TASK TO CARRY OUT :: Work out how many lines include "измерения" and answer with that number only.

* start DATA IN THIS EXERCISE *

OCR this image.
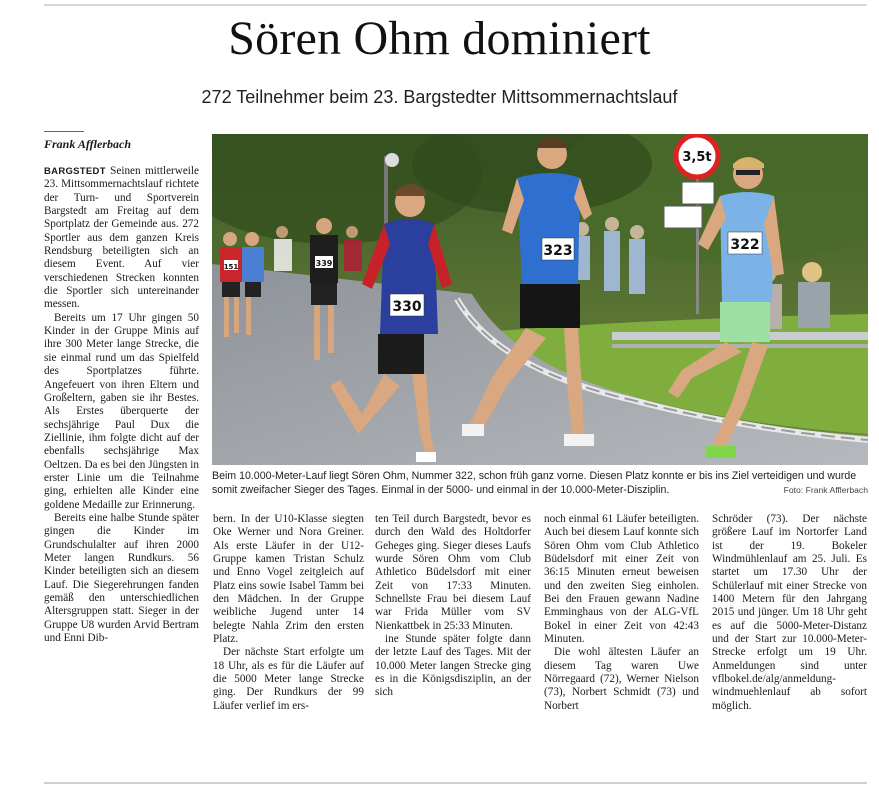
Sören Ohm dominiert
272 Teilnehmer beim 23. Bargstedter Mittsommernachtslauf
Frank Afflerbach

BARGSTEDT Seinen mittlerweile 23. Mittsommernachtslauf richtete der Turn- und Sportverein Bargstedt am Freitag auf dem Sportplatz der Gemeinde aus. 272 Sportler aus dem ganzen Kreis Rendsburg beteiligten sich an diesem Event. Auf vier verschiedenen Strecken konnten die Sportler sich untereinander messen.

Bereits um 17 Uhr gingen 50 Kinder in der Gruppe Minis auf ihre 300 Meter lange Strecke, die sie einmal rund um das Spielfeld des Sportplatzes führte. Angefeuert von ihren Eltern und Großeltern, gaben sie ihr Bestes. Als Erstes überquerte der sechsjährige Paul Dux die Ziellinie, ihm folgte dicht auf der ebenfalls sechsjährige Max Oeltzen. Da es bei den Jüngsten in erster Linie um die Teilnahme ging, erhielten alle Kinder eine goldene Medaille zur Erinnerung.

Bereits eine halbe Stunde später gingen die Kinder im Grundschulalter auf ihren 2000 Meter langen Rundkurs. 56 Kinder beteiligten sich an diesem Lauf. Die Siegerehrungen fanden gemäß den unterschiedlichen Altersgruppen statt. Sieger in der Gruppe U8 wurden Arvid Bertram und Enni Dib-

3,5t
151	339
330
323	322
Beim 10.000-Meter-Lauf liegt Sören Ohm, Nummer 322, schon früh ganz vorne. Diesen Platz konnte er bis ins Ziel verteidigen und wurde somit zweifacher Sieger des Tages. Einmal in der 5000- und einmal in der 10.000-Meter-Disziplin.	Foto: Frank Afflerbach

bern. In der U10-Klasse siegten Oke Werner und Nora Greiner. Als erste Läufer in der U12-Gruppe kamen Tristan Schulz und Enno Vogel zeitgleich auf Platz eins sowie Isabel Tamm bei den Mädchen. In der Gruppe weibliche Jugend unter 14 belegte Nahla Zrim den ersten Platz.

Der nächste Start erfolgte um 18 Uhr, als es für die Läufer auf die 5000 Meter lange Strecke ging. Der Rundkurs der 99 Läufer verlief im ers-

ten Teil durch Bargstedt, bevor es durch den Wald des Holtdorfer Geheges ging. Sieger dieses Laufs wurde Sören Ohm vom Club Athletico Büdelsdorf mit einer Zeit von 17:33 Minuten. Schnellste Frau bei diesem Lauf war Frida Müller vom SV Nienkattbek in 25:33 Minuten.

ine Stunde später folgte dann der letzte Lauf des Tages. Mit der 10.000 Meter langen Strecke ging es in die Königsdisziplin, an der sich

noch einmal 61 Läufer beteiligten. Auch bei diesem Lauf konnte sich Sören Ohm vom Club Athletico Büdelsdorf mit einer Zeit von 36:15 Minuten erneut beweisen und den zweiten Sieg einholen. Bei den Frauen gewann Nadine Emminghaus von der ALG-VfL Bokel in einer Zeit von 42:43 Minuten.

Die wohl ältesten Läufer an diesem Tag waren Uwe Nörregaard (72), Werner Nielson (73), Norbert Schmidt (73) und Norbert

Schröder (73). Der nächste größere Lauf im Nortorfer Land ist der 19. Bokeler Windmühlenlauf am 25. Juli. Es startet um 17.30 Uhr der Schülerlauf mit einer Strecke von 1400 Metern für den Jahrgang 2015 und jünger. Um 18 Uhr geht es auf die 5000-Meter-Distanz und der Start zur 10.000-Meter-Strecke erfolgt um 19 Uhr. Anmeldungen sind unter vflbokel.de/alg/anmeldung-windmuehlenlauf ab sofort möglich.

* end DATA IN THIS EXERCISE *
* start DATA IN THIS EXERCISE *

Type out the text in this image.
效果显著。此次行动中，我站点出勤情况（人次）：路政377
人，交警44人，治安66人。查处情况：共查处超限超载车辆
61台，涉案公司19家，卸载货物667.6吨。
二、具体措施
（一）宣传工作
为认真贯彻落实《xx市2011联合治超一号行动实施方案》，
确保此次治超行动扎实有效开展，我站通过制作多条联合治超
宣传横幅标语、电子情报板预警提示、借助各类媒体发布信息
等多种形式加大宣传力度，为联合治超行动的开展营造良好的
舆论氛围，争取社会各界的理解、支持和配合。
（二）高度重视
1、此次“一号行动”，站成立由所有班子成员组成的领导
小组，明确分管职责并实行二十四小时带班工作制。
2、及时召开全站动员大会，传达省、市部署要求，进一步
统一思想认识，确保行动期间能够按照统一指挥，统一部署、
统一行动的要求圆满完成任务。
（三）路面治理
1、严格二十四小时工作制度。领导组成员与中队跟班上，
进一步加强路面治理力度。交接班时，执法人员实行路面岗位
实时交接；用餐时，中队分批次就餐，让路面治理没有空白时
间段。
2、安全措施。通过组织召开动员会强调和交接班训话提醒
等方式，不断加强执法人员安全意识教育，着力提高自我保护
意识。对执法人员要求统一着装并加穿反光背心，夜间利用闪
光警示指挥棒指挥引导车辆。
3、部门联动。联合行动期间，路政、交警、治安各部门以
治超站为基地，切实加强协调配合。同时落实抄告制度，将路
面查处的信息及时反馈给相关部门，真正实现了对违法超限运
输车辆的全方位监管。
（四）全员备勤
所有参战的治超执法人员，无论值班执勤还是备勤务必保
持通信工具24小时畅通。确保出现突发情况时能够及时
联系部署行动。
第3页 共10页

* end DATA IN THIS EXERCISE *
* start DATA IN THIS EXERCISE *

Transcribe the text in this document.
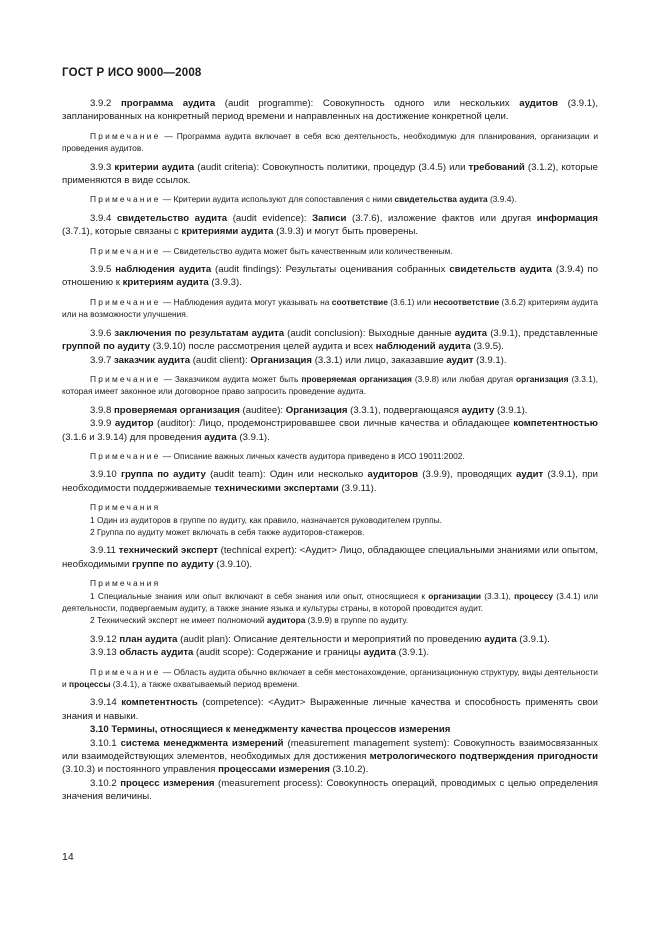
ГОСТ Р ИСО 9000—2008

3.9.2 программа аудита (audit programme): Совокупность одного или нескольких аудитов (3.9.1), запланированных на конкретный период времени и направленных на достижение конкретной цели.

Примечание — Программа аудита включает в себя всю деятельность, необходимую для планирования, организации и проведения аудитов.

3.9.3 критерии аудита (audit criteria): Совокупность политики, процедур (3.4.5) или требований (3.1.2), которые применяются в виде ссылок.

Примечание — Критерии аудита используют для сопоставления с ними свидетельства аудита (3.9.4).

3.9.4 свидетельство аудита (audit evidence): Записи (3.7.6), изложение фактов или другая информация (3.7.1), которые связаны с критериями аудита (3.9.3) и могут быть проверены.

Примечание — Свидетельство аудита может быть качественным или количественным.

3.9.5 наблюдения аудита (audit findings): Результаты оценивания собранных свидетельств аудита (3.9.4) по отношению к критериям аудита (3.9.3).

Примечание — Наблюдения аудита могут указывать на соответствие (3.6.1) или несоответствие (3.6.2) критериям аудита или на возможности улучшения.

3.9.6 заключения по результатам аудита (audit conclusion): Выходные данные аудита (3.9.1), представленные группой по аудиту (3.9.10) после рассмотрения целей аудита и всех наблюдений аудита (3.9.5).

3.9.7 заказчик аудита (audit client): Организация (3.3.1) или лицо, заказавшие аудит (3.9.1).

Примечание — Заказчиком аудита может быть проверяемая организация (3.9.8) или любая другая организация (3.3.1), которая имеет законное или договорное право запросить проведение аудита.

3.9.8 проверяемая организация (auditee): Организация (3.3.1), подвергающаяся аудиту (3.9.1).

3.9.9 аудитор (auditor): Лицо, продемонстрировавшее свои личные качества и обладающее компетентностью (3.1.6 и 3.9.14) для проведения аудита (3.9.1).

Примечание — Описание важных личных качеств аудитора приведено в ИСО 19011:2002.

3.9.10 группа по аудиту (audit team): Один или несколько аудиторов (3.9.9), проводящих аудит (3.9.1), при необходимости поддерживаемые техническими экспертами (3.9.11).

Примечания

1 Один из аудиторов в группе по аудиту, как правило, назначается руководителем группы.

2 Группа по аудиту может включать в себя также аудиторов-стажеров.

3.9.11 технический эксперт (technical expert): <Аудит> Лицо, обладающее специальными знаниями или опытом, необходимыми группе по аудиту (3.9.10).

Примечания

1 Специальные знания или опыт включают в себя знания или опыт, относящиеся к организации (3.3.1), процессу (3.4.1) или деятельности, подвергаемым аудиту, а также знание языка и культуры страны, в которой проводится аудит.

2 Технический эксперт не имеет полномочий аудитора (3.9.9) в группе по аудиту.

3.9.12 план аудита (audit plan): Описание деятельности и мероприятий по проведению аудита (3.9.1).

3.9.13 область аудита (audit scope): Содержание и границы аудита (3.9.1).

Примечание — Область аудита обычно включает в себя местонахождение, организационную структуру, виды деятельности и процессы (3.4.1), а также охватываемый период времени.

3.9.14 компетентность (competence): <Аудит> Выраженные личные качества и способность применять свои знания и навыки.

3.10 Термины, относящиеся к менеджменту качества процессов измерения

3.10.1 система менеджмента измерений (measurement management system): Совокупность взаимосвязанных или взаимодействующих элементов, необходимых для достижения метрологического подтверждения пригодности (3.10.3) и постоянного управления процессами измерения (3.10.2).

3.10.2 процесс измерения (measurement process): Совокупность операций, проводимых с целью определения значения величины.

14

* end DATA IN THIS EXERCISE *

RESPONSE TO THIS EXERCISE :: 3